→ Exercise task:
Pick out every line of the material below that contains the string "header", treating uppercase and lowercase as different.

→ Box annotation data:

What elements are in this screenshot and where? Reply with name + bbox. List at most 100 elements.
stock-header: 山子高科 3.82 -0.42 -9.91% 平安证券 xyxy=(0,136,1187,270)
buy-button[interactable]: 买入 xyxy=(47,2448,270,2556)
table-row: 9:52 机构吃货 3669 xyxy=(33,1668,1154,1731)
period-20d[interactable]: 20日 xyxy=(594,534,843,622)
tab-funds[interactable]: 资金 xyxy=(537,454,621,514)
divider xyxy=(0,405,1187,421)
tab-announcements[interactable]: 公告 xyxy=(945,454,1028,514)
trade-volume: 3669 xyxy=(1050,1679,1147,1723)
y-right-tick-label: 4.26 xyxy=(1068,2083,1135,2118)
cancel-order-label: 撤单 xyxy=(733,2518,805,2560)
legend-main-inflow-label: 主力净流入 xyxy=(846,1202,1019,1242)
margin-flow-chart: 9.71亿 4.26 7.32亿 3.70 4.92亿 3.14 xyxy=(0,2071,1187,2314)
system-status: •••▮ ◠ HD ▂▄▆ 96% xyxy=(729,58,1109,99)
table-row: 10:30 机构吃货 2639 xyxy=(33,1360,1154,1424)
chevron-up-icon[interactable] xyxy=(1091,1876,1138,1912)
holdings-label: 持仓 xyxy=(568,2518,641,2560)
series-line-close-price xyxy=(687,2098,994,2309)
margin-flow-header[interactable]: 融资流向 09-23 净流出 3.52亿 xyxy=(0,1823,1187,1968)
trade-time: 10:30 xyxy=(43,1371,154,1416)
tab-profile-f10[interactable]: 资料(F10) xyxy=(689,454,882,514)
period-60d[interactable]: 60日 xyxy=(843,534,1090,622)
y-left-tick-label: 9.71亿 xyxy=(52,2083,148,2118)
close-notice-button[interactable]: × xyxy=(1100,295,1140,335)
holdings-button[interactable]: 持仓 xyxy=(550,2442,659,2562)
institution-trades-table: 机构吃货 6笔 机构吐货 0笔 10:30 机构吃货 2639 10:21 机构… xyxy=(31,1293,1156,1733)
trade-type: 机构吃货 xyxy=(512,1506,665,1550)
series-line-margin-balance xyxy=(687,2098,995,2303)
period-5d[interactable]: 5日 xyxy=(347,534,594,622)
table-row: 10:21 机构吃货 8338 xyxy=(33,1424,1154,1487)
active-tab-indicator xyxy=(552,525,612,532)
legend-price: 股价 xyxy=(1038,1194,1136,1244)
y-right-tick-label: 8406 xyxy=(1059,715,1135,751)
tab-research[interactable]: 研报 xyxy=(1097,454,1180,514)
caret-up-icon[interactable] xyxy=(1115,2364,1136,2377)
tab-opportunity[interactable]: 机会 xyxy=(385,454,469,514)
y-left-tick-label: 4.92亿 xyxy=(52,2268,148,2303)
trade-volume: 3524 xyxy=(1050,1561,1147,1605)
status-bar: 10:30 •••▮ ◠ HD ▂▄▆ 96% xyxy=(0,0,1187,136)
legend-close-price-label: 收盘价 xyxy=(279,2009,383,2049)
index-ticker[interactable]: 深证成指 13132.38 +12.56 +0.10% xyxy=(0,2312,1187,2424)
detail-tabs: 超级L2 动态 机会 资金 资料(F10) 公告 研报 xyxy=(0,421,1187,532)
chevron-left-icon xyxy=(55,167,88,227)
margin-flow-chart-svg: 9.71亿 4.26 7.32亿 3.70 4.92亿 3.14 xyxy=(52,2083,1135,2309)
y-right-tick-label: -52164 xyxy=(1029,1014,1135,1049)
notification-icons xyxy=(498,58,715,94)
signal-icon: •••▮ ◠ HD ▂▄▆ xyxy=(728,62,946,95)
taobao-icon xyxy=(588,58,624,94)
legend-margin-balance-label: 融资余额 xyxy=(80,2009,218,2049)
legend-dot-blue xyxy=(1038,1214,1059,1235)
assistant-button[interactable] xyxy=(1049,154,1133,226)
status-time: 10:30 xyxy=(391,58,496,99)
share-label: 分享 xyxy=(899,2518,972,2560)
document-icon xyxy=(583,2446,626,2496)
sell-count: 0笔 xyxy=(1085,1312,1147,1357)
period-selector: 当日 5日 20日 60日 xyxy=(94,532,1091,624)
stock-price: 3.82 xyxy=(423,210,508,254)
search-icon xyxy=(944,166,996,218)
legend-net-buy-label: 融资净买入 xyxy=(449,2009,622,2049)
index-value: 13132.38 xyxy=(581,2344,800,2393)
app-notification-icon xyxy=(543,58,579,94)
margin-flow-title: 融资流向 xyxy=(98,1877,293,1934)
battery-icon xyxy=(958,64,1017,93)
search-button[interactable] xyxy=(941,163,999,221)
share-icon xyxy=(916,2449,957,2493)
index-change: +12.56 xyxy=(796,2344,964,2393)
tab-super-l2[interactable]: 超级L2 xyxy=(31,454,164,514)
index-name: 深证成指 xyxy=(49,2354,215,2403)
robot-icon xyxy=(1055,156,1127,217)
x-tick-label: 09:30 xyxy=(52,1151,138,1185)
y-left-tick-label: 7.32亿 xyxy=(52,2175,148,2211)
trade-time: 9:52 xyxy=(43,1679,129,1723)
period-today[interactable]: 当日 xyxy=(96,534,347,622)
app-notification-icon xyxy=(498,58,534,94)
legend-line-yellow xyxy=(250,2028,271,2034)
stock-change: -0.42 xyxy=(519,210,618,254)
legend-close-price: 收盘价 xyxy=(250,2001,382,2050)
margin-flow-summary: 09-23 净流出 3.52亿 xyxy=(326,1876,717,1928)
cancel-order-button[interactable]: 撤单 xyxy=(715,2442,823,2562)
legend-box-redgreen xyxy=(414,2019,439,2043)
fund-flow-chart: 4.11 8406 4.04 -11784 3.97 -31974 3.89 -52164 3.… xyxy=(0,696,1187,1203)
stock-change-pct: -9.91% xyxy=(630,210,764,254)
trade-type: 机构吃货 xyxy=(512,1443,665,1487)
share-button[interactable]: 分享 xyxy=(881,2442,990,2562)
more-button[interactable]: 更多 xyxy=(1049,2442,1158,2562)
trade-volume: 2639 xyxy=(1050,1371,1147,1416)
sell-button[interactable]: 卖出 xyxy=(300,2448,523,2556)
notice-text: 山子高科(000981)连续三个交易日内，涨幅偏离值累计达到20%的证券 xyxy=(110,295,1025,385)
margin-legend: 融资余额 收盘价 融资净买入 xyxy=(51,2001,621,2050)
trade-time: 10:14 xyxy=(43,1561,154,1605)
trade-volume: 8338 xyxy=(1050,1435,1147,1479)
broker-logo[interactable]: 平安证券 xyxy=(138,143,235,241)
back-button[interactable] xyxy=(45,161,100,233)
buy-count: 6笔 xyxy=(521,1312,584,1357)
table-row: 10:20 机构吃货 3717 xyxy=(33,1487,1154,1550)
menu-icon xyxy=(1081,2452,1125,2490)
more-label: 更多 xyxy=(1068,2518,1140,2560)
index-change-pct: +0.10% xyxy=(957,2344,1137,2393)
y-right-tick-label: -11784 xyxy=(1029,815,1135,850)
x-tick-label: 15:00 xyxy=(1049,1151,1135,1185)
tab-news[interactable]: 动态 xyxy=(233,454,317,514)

→ The result:
stock-header: 山子高科 3.82 -0.42 -9.91% 平安证券 xyxy=(0,136,1187,270)
margin-flow-header[interactable]: 融资流向 09-23 净流出 3.52亿 xyxy=(0,1823,1187,1968)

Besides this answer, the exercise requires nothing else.